--- Start MATERIAL SHOWN ---

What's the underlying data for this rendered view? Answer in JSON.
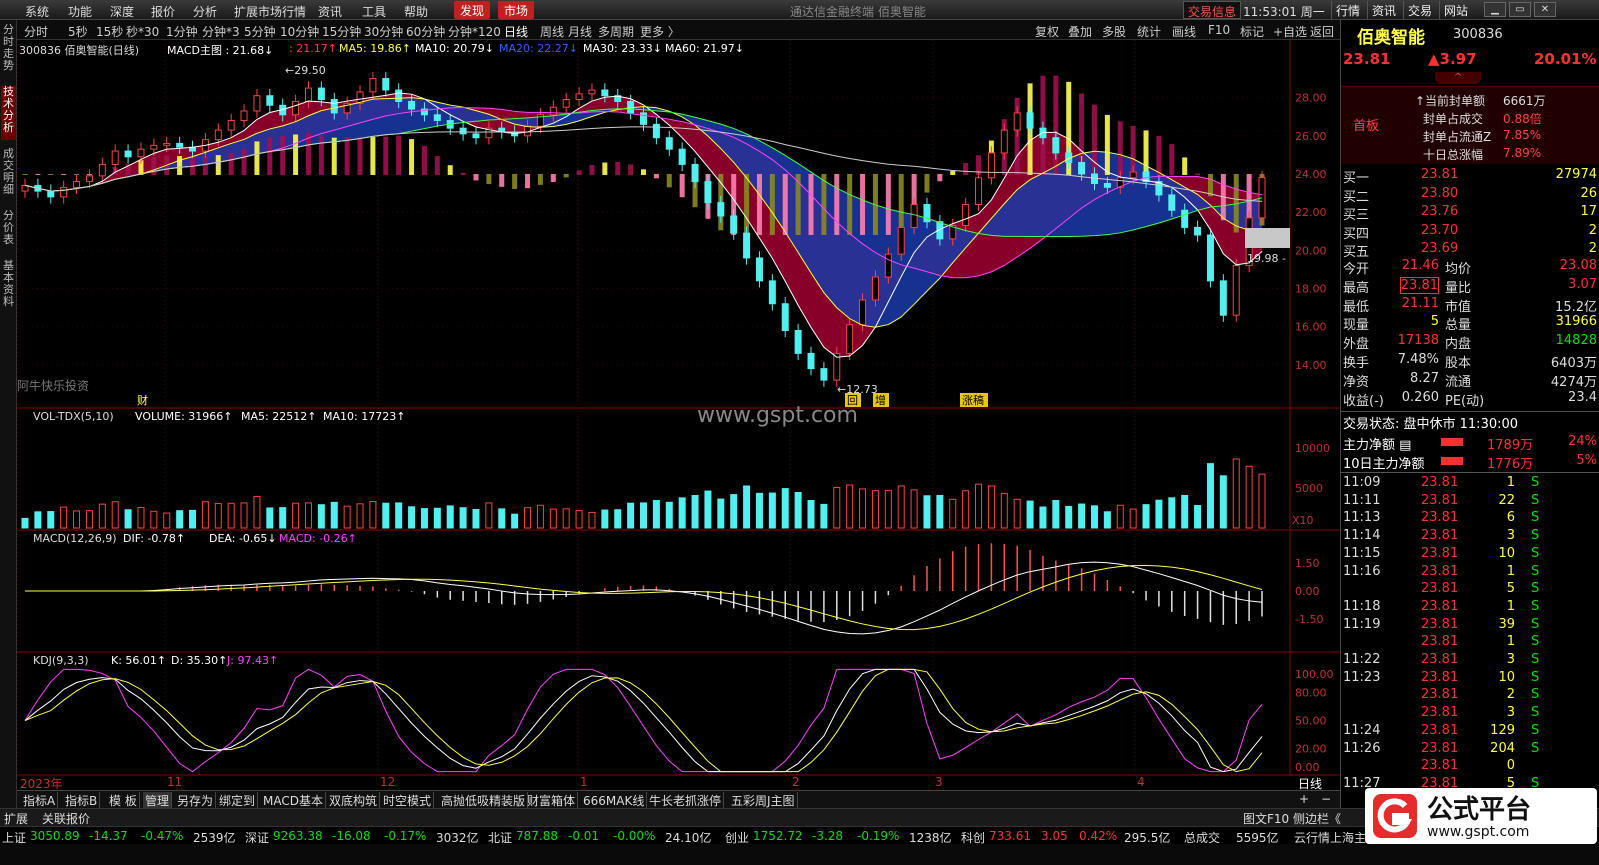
{
  "menu": {
    "items": [
      "系统",
      "功能",
      "深度",
      "报价",
      "分析",
      "扩展市场行情",
      "资讯",
      "工具",
      "帮助"
    ],
    "find": "发现",
    "market": "市场",
    "center_title": "通达信金融终端  佰奥智能",
    "trade_info": "交易信息",
    "clock": "11:53:01 周一",
    "right": [
      "行情",
      "资讯",
      "交易",
      "网站"
    ]
  },
  "toolbar": {
    "periods": [
      "分时",
      "5秒",
      "15秒",
      "秒*30",
      "1分钟",
      "分钟*3",
      "5分钟",
      "10分钟",
      "15分钟",
      "30分钟",
      "60分钟",
      "分钟*120",
      "日线",
      "周线",
      "月线",
      "多周期",
      "更多 〉"
    ],
    "tools": [
      "复权",
      "叠加",
      "多股",
      "统计",
      "画线",
      "F10",
      "标记",
      "+自选",
      "返回"
    ]
  },
  "leftnav": [
    "分时走势",
    "技术分析",
    "成交明细",
    "分价表",
    "基本资料"
  ],
  "main": {
    "header": {
      "code_name": "300836 佰奥智能(日线)",
      "indicator": "MACD主图 : 21.68↓",
      "v1": ": 21.17↑",
      "ma5": "MA5: 19.86↑",
      "ma10": "MA10: 20.79↓",
      "ma20": "MA20: 22.27↓",
      "ma30": "MA30: 23.33↓",
      "ma60": "MA60: 21.97↓"
    },
    "high_label": "29.50",
    "low_label": "12.73",
    "last_label": "19.98",
    "watermark_left": "阿牛快乐投资",
    "watermark_site": "www.gspt.com",
    "marks": [
      "财",
      "回",
      "增",
      "涨稿"
    ],
    "yticks": [
      "28.00",
      "26.00",
      "24.00",
      "22.00",
      "20.00",
      "18.00",
      "16.00",
      "14.00"
    ]
  },
  "chart_data": {
    "type": "candlestick",
    "title": "300836 佰奥智能(日线)",
    "ylim": [
      12.73,
      29.5
    ],
    "x": [
      "2023年",
      "11",
      "12",
      "1",
      "2",
      "3",
      "4"
    ],
    "close": [
      23.4,
      23.1,
      22.8,
      23.3,
      23.6,
      23.9,
      24.5,
      25.2,
      24.9,
      25.3,
      25.5,
      25.6,
      25.4,
      25.2,
      25.8,
      26.3,
      26.8,
      27.3,
      28.1,
      27.6,
      27.1,
      27.8,
      28.5,
      27.9,
      27.2,
      27.7,
      28.3,
      29.0,
      28.4,
      27.8,
      27.4,
      27.1,
      26.8,
      26.4,
      26.1,
      25.9,
      26.4,
      26.2,
      26.0,
      26.5,
      27.1,
      27.5,
      27.9,
      28.2,
      28.4,
      28.1,
      27.8,
      27.2,
      26.6,
      25.9,
      25.3,
      24.5,
      23.6,
      22.5,
      21.8,
      20.9,
      19.6,
      18.4,
      17.2,
      15.8,
      14.6,
      13.8,
      13.2,
      14.6,
      16.1,
      17.4,
      18.6,
      19.8,
      21.2,
      22.4,
      21.5,
      20.6,
      21.3,
      22.4,
      23.8,
      25.1,
      26.3,
      27.2,
      26.4,
      25.9,
      25.1,
      24.6,
      24.0,
      23.5,
      23.3,
      23.8,
      24.1,
      23.6,
      22.9,
      22.1,
      21.2,
      20.8,
      18.4,
      16.6,
      19.2,
      21.7,
      23.81
    ],
    "ma5": [
      19.86
    ],
    "ma10": [
      20.79
    ],
    "ma20": [
      22.27
    ],
    "ma30": [
      23.33
    ],
    "ma60": [
      21.97
    ]
  },
  "volume": {
    "header": {
      "name": "VOL-TDX(5,10)",
      "vol": "VOLUME: 31966↑",
      "ma5": "MA5: 22512↑",
      "ma10": "MA10: 17723↑"
    },
    "yticks": [
      "10000",
      "5000"
    ],
    "unit": "X10"
  },
  "macd": {
    "header": {
      "name": "MACD(12,26,9)",
      "dif": "DIF: -0.78↑",
      "dea": "DEA: -0.65↓",
      "macd": "MACD: -0.26↑"
    },
    "yticks": [
      "1.50",
      "0.00",
      "-1.50"
    ]
  },
  "kdj": {
    "header": {
      "name": "KDJ(9,3,3)",
      "k": "K: 56.01↑",
      "d": "D: 35.30↑",
      "j": "J: 97.43↑"
    },
    "yticks": [
      "100.00",
      "80.00",
      "50.00",
      "20.00",
      "0.00"
    ]
  },
  "xaxis": {
    "labels": [
      "2023年",
      "11",
      "12",
      "1",
      "2",
      "3",
      "4"
    ],
    "mode": "日线"
  },
  "bottom_tabs": [
    "指标A",
    "指标B",
    "模 板",
    "管理",
    "另存为",
    "绑定到",
    "MACD基本",
    "双底构筑",
    "时空模式",
    "高抛低吸精装版",
    "财富箱体",
    "666MAK线",
    "牛长老抓涨停",
    "五彩周J主图"
  ],
  "extbar": {
    "ext": "扩展",
    "linked": "关联报价",
    "right": "图文F10  侧边栏《"
  },
  "status": [
    {
      "name": "上证",
      "val": "3050.89",
      "chg": "-14.37",
      "pct": "-0.47%",
      "amt": "2539亿"
    },
    {
      "name": "深证",
      "val": "9263.38",
      "chg": "-16.08",
      "pct": "-0.17%",
      "amt": "3032亿"
    },
    {
      "name": "北证",
      "val": "787.88",
      "chg": "-0.01",
      "pct": "-0.00%",
      "amt": "24.10亿"
    },
    {
      "name": "创业",
      "val": "1752.72",
      "chg": "-3.28",
      "pct": "-0.19%",
      "amt": "1238亿"
    },
    {
      "name": "科创",
      "val": "733.61",
      "chg": "3.05",
      "pct": "0.42%",
      "amt": "295.5亿"
    }
  ],
  "status_total": {
    "label": "总成交",
    "val": "5595亿",
    "server": "云行情上海主站1"
  },
  "quote": {
    "name": "佰奥智能",
    "code": "300836",
    "price": "23.81",
    "change": "▲3.97",
    "pct": "20.01%",
    "badge": "首板",
    "limit_info": [
      {
        "k": "当前封单额",
        "v": "6661万"
      },
      {
        "k": "封单占成交",
        "v": "0.88倍"
      },
      {
        "k": "封单占流通Z",
        "v": "7.85%"
      },
      {
        "k": "十日总涨幅",
        "v": "7.89%"
      }
    ],
    "bids": [
      {
        "k": "买一",
        "p": "23.81",
        "v": "27974"
      },
      {
        "k": "买二",
        "p": "23.80",
        "v": "26"
      },
      {
        "k": "买三",
        "p": "23.76",
        "v": "17"
      },
      {
        "k": "买四",
        "p": "23.70",
        "v": "2"
      },
      {
        "k": "买五",
        "p": "23.69",
        "v": "2"
      }
    ],
    "stats": [
      {
        "k1": "今开",
        "v1": "21.46",
        "k2": "均价",
        "v2": "23.08"
      },
      {
        "k1": "最高",
        "v1": "23.81",
        "k2": "量比",
        "v2": "3.07"
      },
      {
        "k1": "最低",
        "v1": "21.11",
        "k2": "市值",
        "v2": "15.2亿"
      },
      {
        "k1": "现量",
        "v1": "5",
        "k2": "总量",
        "v2": "31966"
      },
      {
        "k1": "外盘",
        "v1": "17138",
        "k2": "内盘",
        "v2": "14828"
      },
      {
        "k1": "换手",
        "v1": "7.48%",
        "k2": "股本",
        "v2": "6403万"
      },
      {
        "k1": "净资",
        "v1": "8.27",
        "k2": "流通",
        "v2": "4274万"
      },
      {
        "k1": "收益(-)",
        "v1": "0.260",
        "k2": "PE(动)",
        "v2": "23.4"
      }
    ],
    "trade_state": "交易状态: 盘中休市 11:30:00",
    "flows": [
      {
        "k": "主力净额",
        "v": "1789万",
        "p": "24%"
      },
      {
        "k": "10日主力净额",
        "v": "1776万",
        "p": "5%"
      }
    ],
    "ticks": [
      {
        "t": "11:09",
        "p": "23.81",
        "v": "1",
        "s": "S"
      },
      {
        "t": "11:11",
        "p": "23.81",
        "v": "22",
        "s": "S"
      },
      {
        "t": "11:13",
        "p": "23.81",
        "v": "6",
        "s": "S"
      },
      {
        "t": "11:14",
        "p": "23.81",
        "v": "3",
        "s": "S"
      },
      {
        "t": "11:15",
        "p": "23.81",
        "v": "10",
        "s": "S"
      },
      {
        "t": "11:16",
        "p": "23.81",
        "v": "1",
        "s": "S"
      },
      {
        "t": "",
        "p": "23.81",
        "v": "5",
        "s": "S"
      },
      {
        "t": "11:18",
        "p": "23.81",
        "v": "1",
        "s": "S"
      },
      {
        "t": "11:19",
        "p": "23.81",
        "v": "39",
        "s": "S"
      },
      {
        "t": "",
        "p": "23.81",
        "v": "1",
        "s": "S"
      },
      {
        "t": "11:22",
        "p": "23.81",
        "v": "3",
        "s": "S"
      },
      {
        "t": "11:23",
        "p": "23.81",
        "v": "10",
        "s": "S"
      },
      {
        "t": "",
        "p": "23.81",
        "v": "2",
        "s": "S"
      },
      {
        "t": "",
        "p": "23.81",
        "v": "3",
        "s": "S"
      },
      {
        "t": "11:24",
        "p": "23.81",
        "v": "129",
        "s": "S"
      },
      {
        "t": "11:26",
        "p": "23.81",
        "v": "204",
        "s": "S"
      },
      {
        "t": "",
        "p": "23.81",
        "v": "0",
        "s": ""
      },
      {
        "t": "11:27",
        "p": "23.81",
        "v": "5",
        "s": "S"
      }
    ]
  },
  "logo": {
    "text": "公式平台",
    "url": "www.gspt.com"
  }
}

--- End MATERIAL SHOWN ---

Identify each line containing the string "gspt" and copy it out.

    "watermark_site": "www.gspt.com",
    "url": "www.gspt.com"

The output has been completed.